* [PROBLEM TO SOLVE] Reproduce verbatim the part of the listing that opens with the line containing "List each element" and closes with the line containing "x-tick-label: 140 (118, 438, 137, 450)", with both of those lines included.

··· INFORMATION PROVIDED

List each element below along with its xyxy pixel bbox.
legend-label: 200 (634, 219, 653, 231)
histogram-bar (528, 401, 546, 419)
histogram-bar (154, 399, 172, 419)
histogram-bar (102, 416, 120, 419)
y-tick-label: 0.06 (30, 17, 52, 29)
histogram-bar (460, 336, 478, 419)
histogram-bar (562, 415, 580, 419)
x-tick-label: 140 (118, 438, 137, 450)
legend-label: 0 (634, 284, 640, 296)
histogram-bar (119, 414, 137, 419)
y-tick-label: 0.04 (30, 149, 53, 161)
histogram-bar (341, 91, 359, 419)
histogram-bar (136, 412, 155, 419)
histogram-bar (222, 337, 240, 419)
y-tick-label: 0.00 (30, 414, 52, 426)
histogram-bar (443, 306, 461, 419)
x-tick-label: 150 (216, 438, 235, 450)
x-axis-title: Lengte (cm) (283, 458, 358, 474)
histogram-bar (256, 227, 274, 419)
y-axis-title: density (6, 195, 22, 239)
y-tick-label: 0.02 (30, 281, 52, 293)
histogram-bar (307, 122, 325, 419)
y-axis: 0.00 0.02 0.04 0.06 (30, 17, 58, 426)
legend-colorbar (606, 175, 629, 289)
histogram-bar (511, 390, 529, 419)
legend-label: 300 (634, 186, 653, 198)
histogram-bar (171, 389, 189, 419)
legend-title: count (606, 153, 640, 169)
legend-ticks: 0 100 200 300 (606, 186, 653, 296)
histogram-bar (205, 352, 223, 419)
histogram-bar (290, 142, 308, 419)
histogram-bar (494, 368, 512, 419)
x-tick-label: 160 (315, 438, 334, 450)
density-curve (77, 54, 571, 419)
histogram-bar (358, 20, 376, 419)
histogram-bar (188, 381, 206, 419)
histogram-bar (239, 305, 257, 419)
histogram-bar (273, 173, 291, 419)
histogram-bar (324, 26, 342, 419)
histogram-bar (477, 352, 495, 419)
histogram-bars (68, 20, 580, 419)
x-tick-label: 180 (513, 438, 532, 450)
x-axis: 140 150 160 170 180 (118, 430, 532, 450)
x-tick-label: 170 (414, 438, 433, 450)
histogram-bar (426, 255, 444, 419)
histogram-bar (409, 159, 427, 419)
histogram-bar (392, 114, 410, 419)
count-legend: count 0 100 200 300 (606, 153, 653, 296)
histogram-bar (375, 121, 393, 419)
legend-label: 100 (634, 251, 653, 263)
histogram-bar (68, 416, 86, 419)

······
··· INFORMATION PROVIDED

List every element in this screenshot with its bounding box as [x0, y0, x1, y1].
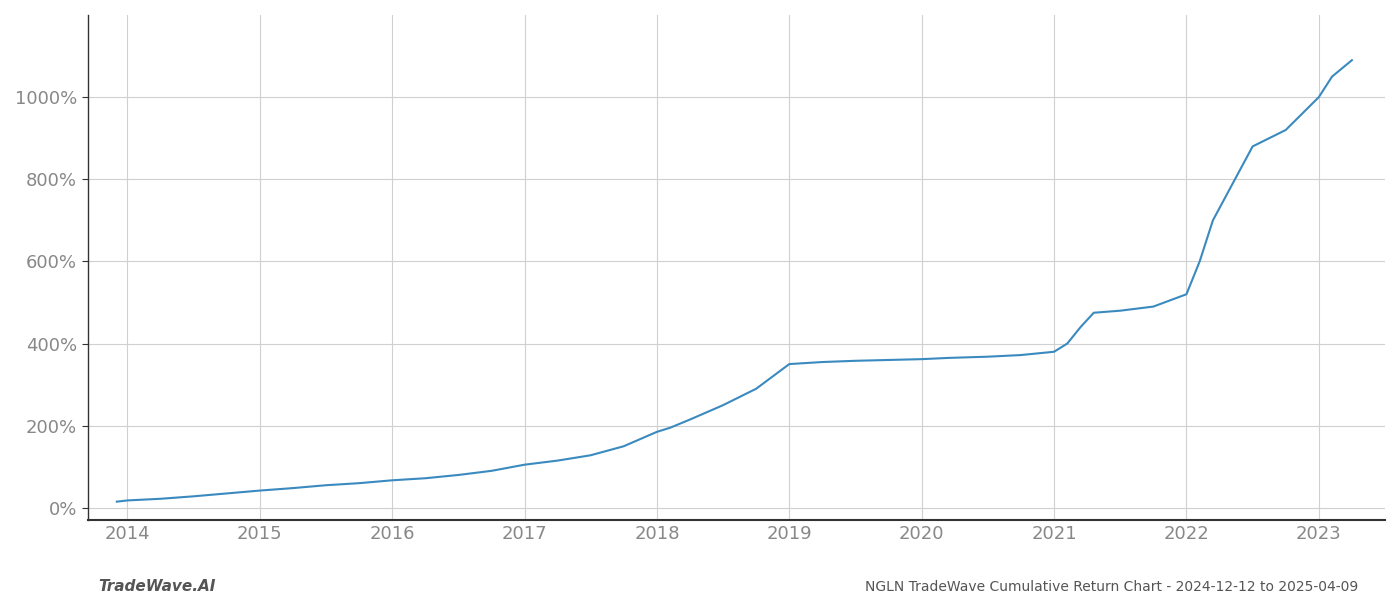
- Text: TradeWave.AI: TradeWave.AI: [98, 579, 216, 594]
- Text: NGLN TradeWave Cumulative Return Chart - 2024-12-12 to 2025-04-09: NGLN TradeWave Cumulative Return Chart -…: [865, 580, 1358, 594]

······

* [EXERCISE RESULT]
List each element below along with its xyxy pixel bbox.
legend-label: 200 (634, 219, 653, 231)
histogram-bar (528, 401, 546, 419)
histogram-bar (154, 399, 172, 419)
histogram-bar (102, 416, 120, 419)
y-tick-label: 0.06 (30, 17, 52, 29)
histogram-bar (460, 336, 478, 419)
histogram-bar (562, 415, 580, 419)
x-tick-label: 140 (118, 438, 137, 450)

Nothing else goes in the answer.